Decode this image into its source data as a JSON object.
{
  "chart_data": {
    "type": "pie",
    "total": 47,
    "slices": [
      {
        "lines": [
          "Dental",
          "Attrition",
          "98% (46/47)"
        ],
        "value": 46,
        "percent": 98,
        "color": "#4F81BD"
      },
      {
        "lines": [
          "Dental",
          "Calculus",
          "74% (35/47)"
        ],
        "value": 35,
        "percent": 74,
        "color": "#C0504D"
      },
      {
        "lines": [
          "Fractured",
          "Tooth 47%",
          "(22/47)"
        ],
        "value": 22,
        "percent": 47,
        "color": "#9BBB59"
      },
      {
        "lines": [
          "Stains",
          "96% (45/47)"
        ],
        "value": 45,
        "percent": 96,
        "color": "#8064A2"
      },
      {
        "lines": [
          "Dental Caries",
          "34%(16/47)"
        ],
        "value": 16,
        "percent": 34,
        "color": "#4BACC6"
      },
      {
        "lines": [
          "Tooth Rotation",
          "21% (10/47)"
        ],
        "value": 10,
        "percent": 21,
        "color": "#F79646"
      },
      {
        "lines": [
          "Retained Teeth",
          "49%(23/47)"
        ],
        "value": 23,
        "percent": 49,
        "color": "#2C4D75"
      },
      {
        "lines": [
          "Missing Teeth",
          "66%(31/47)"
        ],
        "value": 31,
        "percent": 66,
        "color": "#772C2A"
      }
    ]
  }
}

--------------------

PROBLEM :: Please set down all the data word for word.

FULL RESPONSE ::
Decode this image into its source data as a JSON object.
{
  "chart_data": {
    "type": "pie",
    "total": 47,
    "slices": [
      {
        "lines": [
          "Dental",
          "Attrition",
          "98% (46/47)"
        ],
        "value": 46,
        "percent": 98,
        "color": "#4F81BD"
      },
      {
        "lines": [
          "Dental",
          "Calculus",
          "74% (35/47)"
        ],
        "value": 35,
        "percent": 74,
        "color": "#C0504D"
      },
      {
        "lines": [
          "Fractured",
          "Tooth 47%",
          "(22/47)"
        ],
        "value": 22,
        "percent": 47,
        "color": "#9BBB59"
      },
      {
        "lines": [
          "Stains",
          "96% (45/47)"
        ],
        "value": 45,
        "percent": 96,
        "color": "#8064A2"
      },
      {
        "lines": [
          "Dental Caries",
          "34%(16/47)"
        ],
        "value": 16,
        "percent": 34,
        "color": "#4BACC6"
      },
      {
        "lines": [
          "Tooth Rotation",
          "21% (10/47)"
        ],
        "value": 10,
        "percent": 21,
        "color": "#F79646"
      },
      {
        "lines": [
          "Retained Teeth",
          "49%(23/47)"
        ],
        "value": 23,
        "percent": 49,
        "color": "#2C4D75"
      },
      {
        "lines": [
          "Missing Teeth",
          "66%(31/47)"
        ],
        "value": 31,
        "percent": 66,
        "color": "#772C2A"
      }
    ]
  }
}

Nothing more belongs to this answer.